Set exercise
Return every line of the data below that includes the string "Temple".

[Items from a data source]
****

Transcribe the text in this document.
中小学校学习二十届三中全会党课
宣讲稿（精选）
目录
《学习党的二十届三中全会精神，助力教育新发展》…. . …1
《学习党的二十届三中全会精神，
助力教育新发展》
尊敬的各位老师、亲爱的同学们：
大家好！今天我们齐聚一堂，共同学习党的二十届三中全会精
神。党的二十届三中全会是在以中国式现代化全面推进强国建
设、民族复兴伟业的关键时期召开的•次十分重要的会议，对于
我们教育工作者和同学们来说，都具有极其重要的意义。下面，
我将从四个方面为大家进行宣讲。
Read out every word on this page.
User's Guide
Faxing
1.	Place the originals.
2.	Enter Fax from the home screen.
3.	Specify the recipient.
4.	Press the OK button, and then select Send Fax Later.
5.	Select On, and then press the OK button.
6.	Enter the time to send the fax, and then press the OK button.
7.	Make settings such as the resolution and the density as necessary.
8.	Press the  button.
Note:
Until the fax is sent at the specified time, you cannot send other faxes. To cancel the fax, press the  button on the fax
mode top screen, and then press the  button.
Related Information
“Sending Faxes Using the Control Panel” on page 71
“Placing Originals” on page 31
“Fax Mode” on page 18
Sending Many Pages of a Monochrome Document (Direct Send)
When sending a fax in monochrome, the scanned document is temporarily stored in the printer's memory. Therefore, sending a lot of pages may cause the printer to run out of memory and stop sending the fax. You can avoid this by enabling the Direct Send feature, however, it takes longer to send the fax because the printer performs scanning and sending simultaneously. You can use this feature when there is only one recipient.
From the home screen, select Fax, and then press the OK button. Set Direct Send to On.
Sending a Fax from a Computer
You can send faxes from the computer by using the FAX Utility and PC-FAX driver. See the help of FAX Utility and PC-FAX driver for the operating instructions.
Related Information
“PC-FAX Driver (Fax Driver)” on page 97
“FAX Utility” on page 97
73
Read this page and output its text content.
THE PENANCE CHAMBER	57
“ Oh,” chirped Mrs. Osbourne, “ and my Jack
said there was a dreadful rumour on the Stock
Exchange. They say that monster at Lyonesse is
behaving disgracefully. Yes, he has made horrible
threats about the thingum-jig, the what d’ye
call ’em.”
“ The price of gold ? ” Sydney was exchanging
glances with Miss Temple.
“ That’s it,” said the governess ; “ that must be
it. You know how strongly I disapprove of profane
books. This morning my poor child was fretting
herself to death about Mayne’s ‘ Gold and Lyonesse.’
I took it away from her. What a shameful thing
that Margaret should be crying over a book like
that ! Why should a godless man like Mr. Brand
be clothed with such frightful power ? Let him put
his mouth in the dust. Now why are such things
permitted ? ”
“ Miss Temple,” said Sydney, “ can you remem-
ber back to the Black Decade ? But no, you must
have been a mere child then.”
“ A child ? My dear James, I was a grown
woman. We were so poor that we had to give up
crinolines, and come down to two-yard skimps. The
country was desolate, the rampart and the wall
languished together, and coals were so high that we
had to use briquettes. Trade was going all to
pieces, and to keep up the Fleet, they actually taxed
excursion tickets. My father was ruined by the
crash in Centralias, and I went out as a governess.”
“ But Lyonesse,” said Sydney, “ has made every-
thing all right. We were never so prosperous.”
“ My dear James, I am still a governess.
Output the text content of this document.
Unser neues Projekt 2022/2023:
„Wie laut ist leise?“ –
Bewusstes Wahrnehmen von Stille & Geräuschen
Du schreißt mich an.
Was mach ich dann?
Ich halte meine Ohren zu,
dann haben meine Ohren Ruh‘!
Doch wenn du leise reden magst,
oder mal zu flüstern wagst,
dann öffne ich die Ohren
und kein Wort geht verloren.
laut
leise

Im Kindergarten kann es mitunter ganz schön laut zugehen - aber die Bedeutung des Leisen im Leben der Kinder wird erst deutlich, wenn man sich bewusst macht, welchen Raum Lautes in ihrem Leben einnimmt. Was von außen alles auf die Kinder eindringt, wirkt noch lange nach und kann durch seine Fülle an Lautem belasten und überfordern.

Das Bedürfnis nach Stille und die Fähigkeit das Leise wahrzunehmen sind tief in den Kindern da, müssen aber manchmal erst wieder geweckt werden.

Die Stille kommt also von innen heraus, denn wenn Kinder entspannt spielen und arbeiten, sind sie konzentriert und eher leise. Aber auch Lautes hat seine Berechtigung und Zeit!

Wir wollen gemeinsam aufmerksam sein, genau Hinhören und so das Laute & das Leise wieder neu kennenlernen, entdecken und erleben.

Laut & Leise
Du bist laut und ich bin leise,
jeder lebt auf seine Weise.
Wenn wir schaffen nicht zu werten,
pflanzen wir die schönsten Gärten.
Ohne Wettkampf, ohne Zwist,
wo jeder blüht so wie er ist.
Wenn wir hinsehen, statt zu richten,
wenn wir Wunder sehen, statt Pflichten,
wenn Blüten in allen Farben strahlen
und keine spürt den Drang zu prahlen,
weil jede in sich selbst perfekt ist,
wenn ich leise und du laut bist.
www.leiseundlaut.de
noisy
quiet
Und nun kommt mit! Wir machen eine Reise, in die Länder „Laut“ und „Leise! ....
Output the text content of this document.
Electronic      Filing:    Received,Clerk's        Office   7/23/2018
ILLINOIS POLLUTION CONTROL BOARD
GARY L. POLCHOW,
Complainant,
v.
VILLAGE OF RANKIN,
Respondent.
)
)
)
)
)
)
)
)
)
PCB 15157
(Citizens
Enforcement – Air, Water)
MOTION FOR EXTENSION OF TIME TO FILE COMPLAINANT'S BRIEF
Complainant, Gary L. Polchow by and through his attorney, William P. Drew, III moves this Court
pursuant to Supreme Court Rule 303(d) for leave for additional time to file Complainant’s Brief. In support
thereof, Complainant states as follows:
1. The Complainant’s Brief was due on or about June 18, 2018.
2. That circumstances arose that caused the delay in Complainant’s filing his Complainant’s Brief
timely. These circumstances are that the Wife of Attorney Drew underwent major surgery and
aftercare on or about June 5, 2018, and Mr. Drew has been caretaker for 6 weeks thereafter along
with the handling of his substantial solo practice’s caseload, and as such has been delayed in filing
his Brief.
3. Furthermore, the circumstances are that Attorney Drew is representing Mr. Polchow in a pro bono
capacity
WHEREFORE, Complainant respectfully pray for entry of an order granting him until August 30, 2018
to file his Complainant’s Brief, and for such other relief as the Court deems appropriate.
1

****

Response below
glances with Miss Temple.
“ Miss Temple,” said Sydney, “ can you remem-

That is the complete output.